* **DO THIS**
Every line with the word "Option" in it should be extracted from the data that follows.

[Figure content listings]
----
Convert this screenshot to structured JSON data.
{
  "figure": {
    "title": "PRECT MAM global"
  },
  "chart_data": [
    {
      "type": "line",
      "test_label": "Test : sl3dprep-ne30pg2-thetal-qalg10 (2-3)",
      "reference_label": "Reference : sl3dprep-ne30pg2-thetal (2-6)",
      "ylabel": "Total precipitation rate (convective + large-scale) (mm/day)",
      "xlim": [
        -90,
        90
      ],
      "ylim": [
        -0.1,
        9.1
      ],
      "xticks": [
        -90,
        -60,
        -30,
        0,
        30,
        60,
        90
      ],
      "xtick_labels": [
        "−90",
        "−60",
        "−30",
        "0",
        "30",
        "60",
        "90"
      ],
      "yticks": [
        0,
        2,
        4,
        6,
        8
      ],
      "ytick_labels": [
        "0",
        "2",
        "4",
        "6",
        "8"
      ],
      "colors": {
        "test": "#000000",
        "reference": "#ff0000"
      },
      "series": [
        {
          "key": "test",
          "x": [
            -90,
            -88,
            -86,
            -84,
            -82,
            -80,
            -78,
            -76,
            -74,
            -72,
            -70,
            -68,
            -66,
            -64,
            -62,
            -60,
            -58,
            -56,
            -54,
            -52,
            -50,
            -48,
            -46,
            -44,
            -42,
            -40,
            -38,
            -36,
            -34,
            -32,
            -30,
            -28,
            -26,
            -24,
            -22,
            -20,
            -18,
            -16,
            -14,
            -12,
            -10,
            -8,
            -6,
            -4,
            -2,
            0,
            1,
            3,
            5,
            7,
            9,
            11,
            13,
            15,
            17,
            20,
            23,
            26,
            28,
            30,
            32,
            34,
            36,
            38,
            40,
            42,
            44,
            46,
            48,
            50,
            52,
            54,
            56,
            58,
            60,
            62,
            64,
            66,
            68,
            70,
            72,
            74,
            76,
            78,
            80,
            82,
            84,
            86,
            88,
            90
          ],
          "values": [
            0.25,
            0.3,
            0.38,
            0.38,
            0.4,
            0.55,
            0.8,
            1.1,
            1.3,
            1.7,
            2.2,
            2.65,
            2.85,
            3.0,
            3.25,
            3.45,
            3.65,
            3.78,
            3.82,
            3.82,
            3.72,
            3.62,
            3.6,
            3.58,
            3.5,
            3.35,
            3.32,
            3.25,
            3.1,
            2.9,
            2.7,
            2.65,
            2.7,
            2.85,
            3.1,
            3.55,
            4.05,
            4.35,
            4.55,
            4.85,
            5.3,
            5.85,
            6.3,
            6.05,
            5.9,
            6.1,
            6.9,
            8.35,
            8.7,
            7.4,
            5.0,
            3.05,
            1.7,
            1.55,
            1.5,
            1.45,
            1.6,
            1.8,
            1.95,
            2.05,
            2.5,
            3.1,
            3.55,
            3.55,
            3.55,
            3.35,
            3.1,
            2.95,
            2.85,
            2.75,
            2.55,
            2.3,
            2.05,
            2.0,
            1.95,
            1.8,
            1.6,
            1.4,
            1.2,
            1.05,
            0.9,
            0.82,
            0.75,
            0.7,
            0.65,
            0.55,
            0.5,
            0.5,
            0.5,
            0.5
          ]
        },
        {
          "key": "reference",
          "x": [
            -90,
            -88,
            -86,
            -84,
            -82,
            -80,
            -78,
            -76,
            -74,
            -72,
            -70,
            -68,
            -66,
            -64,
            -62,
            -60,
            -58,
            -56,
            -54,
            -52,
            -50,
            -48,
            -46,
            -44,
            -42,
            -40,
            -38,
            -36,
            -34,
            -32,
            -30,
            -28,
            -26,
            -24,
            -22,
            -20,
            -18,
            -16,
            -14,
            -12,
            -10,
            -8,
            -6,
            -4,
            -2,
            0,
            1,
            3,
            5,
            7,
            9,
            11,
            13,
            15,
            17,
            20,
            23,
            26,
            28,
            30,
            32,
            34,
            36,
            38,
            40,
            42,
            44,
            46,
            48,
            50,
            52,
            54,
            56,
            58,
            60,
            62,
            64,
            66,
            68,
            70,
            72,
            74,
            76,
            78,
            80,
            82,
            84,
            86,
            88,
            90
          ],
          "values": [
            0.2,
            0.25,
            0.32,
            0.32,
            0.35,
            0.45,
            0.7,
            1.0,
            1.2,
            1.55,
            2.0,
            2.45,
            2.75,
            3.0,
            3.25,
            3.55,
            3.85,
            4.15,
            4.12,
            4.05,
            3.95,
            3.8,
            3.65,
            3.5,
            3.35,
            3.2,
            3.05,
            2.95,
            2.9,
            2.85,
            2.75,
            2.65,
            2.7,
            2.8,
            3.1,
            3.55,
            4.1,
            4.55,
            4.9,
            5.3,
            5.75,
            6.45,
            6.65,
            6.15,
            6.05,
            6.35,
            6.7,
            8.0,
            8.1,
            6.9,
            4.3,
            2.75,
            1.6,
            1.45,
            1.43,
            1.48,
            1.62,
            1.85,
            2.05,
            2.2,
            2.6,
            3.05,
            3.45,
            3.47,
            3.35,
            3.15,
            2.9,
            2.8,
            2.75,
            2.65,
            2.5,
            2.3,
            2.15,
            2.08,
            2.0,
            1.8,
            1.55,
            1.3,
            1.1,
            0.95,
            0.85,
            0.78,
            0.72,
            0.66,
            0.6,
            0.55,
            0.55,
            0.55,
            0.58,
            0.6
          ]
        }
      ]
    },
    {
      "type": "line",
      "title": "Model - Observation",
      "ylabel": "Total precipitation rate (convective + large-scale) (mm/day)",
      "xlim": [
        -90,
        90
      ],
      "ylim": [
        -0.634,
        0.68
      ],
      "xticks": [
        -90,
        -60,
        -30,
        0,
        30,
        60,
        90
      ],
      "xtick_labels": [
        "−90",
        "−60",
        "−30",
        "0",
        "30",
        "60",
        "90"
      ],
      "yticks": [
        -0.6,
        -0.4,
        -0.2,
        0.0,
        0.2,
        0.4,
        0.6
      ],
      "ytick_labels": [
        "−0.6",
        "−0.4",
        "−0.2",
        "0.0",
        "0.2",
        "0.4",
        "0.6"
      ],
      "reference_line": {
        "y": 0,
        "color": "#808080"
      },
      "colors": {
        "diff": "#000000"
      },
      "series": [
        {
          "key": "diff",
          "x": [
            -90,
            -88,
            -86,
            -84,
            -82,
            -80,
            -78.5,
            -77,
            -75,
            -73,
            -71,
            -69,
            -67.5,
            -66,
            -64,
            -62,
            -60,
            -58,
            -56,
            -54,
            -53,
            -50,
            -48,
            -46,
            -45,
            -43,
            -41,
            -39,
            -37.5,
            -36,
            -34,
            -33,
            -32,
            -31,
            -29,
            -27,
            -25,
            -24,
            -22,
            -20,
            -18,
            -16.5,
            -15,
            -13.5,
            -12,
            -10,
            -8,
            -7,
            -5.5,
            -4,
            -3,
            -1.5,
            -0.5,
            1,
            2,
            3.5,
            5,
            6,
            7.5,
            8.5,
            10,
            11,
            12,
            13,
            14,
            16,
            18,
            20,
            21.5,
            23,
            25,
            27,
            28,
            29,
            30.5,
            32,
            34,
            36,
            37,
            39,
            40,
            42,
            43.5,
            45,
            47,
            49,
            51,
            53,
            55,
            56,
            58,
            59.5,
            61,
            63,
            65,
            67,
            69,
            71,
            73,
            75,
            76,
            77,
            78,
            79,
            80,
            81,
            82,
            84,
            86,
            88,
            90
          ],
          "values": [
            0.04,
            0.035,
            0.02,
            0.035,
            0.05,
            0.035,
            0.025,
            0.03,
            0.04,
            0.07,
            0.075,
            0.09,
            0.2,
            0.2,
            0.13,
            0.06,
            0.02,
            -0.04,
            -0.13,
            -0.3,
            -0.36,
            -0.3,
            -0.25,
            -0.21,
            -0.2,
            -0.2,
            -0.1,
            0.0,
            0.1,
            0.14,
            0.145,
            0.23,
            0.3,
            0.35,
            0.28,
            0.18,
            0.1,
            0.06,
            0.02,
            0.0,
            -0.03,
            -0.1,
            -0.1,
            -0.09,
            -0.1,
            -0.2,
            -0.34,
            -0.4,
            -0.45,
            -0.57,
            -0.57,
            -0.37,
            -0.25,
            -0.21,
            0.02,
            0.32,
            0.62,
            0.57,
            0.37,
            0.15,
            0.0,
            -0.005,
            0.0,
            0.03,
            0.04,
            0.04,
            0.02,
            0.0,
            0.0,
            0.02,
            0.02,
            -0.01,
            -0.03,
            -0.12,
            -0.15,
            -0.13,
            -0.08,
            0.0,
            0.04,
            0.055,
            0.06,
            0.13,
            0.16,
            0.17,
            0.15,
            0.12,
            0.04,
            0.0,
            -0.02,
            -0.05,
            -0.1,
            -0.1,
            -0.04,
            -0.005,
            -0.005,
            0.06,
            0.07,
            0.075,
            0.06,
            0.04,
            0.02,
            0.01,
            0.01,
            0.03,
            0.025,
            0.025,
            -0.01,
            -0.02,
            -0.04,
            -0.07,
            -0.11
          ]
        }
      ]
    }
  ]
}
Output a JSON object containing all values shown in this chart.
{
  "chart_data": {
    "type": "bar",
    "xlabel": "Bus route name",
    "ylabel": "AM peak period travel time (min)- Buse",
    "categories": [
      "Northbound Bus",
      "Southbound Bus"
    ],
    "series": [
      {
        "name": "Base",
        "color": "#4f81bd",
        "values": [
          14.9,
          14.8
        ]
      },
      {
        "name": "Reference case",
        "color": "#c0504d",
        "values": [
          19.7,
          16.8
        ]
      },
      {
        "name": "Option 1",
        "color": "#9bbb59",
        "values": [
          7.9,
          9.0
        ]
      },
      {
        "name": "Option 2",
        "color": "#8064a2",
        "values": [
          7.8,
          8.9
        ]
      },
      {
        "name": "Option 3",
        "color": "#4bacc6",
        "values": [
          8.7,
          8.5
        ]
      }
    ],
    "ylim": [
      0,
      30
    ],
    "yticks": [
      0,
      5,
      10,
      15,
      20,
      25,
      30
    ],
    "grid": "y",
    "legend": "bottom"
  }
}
----
* **RESPONSE TO THE TASK**
        "name": "Option 1",
        "name": "Option 2",
        "name": "Option 3",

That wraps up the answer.